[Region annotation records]
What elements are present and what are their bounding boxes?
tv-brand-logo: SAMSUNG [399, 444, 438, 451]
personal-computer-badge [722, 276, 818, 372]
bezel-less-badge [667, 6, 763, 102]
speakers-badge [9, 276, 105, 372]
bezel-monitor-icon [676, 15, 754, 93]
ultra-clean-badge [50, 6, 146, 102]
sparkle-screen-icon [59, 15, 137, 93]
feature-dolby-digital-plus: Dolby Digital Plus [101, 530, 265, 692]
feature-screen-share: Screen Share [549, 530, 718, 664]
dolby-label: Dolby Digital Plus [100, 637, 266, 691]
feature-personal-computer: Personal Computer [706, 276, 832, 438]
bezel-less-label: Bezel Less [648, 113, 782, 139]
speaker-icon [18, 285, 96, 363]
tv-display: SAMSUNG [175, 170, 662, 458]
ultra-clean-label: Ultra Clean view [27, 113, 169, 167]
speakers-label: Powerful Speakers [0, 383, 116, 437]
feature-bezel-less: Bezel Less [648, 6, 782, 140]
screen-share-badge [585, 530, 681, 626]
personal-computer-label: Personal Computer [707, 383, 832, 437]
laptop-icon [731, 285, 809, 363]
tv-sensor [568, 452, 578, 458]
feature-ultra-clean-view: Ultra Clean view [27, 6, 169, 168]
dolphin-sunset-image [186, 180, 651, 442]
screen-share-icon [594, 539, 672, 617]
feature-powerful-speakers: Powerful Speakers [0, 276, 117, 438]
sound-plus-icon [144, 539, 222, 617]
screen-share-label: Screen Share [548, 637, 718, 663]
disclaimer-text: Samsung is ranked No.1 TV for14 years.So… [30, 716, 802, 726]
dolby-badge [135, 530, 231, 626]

**Set task:** Count the lines of the records that contain the string "label" and give only that number.

**Written solution:** 6